───── DATA FOR THE TASK

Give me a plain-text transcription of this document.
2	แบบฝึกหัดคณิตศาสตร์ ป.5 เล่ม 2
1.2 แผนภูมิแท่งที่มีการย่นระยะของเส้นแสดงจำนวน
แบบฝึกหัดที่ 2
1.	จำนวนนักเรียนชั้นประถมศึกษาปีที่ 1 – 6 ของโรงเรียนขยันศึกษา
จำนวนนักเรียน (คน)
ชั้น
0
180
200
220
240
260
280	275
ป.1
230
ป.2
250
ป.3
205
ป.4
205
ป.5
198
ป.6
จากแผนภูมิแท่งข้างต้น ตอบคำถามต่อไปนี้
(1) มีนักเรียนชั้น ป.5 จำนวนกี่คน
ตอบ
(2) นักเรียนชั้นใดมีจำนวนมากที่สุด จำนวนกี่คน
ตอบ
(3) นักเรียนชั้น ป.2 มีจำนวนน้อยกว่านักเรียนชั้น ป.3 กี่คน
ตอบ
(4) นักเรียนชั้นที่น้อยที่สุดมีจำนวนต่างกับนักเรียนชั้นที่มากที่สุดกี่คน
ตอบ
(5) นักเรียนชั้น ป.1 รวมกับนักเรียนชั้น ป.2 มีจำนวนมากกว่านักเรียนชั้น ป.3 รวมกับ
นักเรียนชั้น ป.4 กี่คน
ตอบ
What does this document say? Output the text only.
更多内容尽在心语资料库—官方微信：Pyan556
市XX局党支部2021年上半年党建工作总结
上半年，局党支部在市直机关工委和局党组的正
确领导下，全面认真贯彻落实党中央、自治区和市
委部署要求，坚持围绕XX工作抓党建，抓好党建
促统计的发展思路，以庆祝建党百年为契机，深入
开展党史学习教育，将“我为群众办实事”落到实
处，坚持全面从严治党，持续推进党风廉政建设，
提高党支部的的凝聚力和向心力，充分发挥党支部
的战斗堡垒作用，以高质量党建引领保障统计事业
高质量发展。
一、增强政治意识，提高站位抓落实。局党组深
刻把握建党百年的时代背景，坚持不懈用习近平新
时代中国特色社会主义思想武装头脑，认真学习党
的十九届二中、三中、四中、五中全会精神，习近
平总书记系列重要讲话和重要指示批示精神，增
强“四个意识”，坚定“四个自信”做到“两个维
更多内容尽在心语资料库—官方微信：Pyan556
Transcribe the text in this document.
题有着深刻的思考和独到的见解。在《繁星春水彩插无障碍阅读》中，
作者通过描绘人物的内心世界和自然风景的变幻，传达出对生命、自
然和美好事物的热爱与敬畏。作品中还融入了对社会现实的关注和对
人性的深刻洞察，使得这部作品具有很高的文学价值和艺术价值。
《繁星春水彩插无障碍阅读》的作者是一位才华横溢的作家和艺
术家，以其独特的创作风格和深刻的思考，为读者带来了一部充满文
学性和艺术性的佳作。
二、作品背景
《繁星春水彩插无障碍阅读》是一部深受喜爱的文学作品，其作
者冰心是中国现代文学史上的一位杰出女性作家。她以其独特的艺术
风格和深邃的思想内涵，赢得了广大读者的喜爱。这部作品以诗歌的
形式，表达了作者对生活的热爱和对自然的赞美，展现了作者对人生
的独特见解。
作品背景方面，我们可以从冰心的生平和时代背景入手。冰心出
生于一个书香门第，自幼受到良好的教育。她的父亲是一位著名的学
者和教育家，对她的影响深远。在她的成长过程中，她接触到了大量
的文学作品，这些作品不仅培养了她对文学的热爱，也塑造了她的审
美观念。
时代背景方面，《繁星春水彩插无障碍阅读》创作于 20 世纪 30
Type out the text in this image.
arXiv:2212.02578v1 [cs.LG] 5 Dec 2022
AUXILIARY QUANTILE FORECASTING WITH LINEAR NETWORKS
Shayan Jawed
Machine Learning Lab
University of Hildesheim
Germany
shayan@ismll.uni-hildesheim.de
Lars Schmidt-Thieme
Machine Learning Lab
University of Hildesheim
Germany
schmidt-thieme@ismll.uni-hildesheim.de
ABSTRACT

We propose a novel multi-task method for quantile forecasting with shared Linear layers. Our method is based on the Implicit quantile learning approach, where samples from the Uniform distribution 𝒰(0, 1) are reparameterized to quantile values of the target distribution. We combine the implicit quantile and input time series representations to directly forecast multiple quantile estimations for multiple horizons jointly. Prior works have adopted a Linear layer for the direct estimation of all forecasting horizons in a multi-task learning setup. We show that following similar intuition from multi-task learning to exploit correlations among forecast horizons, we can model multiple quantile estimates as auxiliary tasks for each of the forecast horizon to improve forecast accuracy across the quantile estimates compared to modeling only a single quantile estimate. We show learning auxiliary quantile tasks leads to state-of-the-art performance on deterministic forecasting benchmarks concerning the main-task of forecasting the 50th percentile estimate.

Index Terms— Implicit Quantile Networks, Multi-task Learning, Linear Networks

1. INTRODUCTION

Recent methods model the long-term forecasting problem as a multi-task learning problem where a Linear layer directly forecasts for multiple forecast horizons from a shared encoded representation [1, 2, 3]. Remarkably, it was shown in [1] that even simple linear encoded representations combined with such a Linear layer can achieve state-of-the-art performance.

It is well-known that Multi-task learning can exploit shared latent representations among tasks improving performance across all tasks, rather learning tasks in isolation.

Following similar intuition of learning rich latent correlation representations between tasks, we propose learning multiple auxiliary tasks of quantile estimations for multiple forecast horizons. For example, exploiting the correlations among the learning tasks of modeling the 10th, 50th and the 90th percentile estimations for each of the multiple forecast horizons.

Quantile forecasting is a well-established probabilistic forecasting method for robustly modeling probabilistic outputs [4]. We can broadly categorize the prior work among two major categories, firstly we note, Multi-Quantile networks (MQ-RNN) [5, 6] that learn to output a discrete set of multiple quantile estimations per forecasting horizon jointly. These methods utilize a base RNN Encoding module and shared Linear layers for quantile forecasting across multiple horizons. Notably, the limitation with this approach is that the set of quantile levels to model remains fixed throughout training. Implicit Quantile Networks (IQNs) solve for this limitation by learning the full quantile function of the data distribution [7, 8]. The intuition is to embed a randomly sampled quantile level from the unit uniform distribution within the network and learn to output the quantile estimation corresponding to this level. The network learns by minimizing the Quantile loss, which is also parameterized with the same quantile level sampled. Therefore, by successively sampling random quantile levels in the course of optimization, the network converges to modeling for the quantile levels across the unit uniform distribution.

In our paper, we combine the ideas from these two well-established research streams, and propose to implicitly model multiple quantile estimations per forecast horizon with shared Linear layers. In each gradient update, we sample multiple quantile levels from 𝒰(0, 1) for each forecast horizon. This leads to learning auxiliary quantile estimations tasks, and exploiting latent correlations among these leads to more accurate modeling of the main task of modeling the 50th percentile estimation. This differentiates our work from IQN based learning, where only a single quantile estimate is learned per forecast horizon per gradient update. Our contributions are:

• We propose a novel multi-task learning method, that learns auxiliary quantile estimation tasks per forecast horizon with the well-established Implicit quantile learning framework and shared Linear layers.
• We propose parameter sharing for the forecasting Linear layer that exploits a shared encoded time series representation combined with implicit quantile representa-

──────────

● GIVEN TASK: Give all of the entries again, word for word.

● SOLUTION BELOW:
Give me a plain-text transcription of this document.
2	แบบฝึกหัดคณิตศาสตร์ ป.5 เล่ม 2
1.2 แผนภูมิแท่งที่มีการย่นระยะของเส้นแสดงจำนวน
แบบฝึกหัดที่ 2
1.	จำนวนนักเรียนชั้นประถมศึกษาปีที่ 1 – 6 ของโรงเรียนขยันศึกษา
จำนวนนักเรียน (คน)
ชั้น
0
180
200
220
240
260
280	275
ป.1
230
ป.2
250
ป.3
205
ป.4
205
ป.5
198
ป.6
จากแผนภูมิแท่งข้างต้น ตอบคำถามต่อไปนี้
(1) มีนักเรียนชั้น ป.5 จำนวนกี่คน
ตอบ
(2) นักเรียนชั้นใดมีจำนวนมากที่สุด จำนวนกี่คน
ตอบ
(3) นักเรียนชั้น ป.2 มีจำนวนน้อยกว่านักเรียนชั้น ป.3 กี่คน
ตอบ
(4) นักเรียนชั้นที่น้อยที่สุดมีจำนวนต่างกับนักเรียนชั้นที่มากที่สุดกี่คน
ตอบ
(5) นักเรียนชั้น ป.1 รวมกับนักเรียนชั้น ป.2 มีจำนวนมากกว่านักเรียนชั้น ป.3 รวมกับ
นักเรียนชั้น ป.4 กี่คน
ตอบ
What does this document say? Output the text only.
更多内容尽在心语资料库—官方微信：Pyan556
市XX局党支部2021年上半年党建工作总结
上半年，局党支部在市直机关工委和局党组的正
确领导下，全面认真贯彻落实党中央、自治区和市
委部署要求，坚持围绕XX工作抓党建，抓好党建
促统计的发展思路，以庆祝建党百年为契机，深入
开展党史学习教育，将“我为群众办实事”落到实
处，坚持全面从严治党，持续推进党风廉政建设，
提高党支部的的凝聚力和向心力，充分发挥党支部
的战斗堡垒作用，以高质量党建引领保障统计事业
高质量发展。
一、增强政治意识，提高站位抓落实。局党组深
刻把握建党百年的时代背景，坚持不懈用习近平新
时代中国特色社会主义思想武装头脑，认真学习党
的十九届二中、三中、四中、五中全会精神，习近
平总书记系列重要讲话和重要指示批示精神，增
强“四个意识”，坚定“四个自信”做到“两个维
更多内容尽在心语资料库—官方微信：Pyan556
Transcribe the text in this document.
题有着深刻的思考和独到的见解。在《繁星春水彩插无障碍阅读》中，
作者通过描绘人物的内心世界和自然风景的变幻，传达出对生命、自
然和美好事物的热爱与敬畏。作品中还融入了对社会现实的关注和对
人性的深刻洞察，使得这部作品具有很高的文学价值和艺术价值。
《繁星春水彩插无障碍阅读》的作者是一位才华横溢的作家和艺
术家，以其独特的创作风格和深刻的思考，为读者带来了一部充满文
学性和艺术性的佳作。
二、作品背景
《繁星春水彩插无障碍阅读》是一部深受喜爱的文学作品，其作
者冰心是中国现代文学史上的一位杰出女性作家。她以其独特的艺术
风格和深邃的思想内涵，赢得了广大读者的喜爱。这部作品以诗歌的
形式，表达了作者对生活的热爱和对自然的赞美，展现了作者对人生
的独特见解。
作品背景方面，我们可以从冰心的生平和时代背景入手。冰心出
生于一个书香门第，自幼受到良好的教育。她的父亲是一位著名的学
者和教育家，对她的影响深远。在她的成长过程中，她接触到了大量
的文学作品，这些作品不仅培养了她对文学的热爱，也塑造了她的审
美观念。
时代背景方面，《繁星春水彩插无障碍阅读》创作于 20 世纪 30
Type out the text in this image.
arXiv:2212.02578v1 [cs.LG] 5 Dec 2022
AUXILIARY QUANTILE FORECASTING WITH LINEAR NETWORKS
Shayan Jawed
Machine Learning Lab
University of Hildesheim
Germany
shayan@ismll.uni-hildesheim.de
Lars Schmidt-Thieme
Machine Learning Lab
University of Hildesheim
Germany
schmidt-thieme@ismll.uni-hildesheim.de
ABSTRACT

We propose a novel multi-task method for quantile forecasting with shared Linear layers. Our method is based on the Implicit quantile learning approach, where samples from the Uniform distribution 𝒰(0, 1) are reparameterized to quantile values of the target distribution. We combine the implicit quantile and input time series representations to directly forecast multiple quantile estimations for multiple horizons jointly. Prior works have adopted a Linear layer for the direct estimation of all forecasting horizons in a multi-task learning setup. We show that following similar intuition from multi-task learning to exploit correlations among forecast horizons, we can model multiple quantile estimates as auxiliary tasks for each of the forecast horizon to improve forecast accuracy across the quantile estimates compared to modeling only a single quantile estimate. We show learning auxiliary quantile tasks leads to state-of-the-art performance on deterministic forecasting benchmarks concerning the main-task of forecasting the 50th percentile estimate.

Index Terms— Implicit Quantile Networks, Multi-task Learning, Linear Networks

1. INTRODUCTION

Recent methods model the long-term forecasting problem as a multi-task learning problem where a Linear layer directly forecasts for multiple forecast horizons from a shared encoded representation [1, 2, 3]. Remarkably, it was shown in [1] that even simple linear encoded representations combined with such a Linear layer can achieve state-of-the-art performance.

It is well-known that Multi-task learning can exploit shared latent representations among tasks improving performance across all tasks, rather learning tasks in isolation.

Following similar intuition of learning rich latent correlation representations between tasks, we propose learning multiple auxiliary tasks of quantile estimations for multiple forecast horizons. For example, exploiting the correlations among the learning tasks of modeling the 10th, 50th and the 90th percentile estimations for each of the multiple forecast horizons.

Quantile forecasting is a well-established probabilistic forecasting method for robustly modeling probabilistic outputs [4]. We can broadly categorize the prior work among two major categories, firstly we note, Multi-Quantile networks (MQ-RNN) [5, 6] that learn to output a discrete set of multiple quantile estimations per forecasting horizon jointly. These methods utilize a base RNN Encoding module and shared Linear layers for quantile forecasting across multiple horizons. Notably, the limitation with this approach is that the set of quantile levels to model remains fixed throughout training. Implicit Quantile Networks (IQNs) solve for this limitation by learning the full quantile function of the data distribution [7, 8]. The intuition is to embed a randomly sampled quantile level from the unit uniform distribution within the network and learn to output the quantile estimation corresponding to this level. The network learns by minimizing the Quantile loss, which is also parameterized with the same quantile level sampled. Therefore, by successively sampling random quantile levels in the course of optimization, the network converges to modeling for the quantile levels across the unit uniform distribution.

In our paper, we combine the ideas from these two well-established research streams, and propose to implicitly model multiple quantile estimations per forecast horizon with shared Linear layers. In each gradient update, we sample multiple quantile levels from 𝒰(0, 1) for each forecast horizon. This leads to learning auxiliary quantile estimations tasks, and exploiting latent correlations among these leads to more accurate modeling of the main task of modeling the 50th percentile estimation. This differentiates our work from IQN based learning, where only a single quantile estimate is learned per forecast horizon per gradient update. Our contributions are:

• We propose a novel multi-task learning method, that learns auxiliary quantile estimation tasks per forecast horizon with the well-established Implicit quantile learning framework and shared Linear layers.
• We propose parameter sharing for the forecasting Linear layer that exploits a shared encoded time series representation combined with implicit quantile representa-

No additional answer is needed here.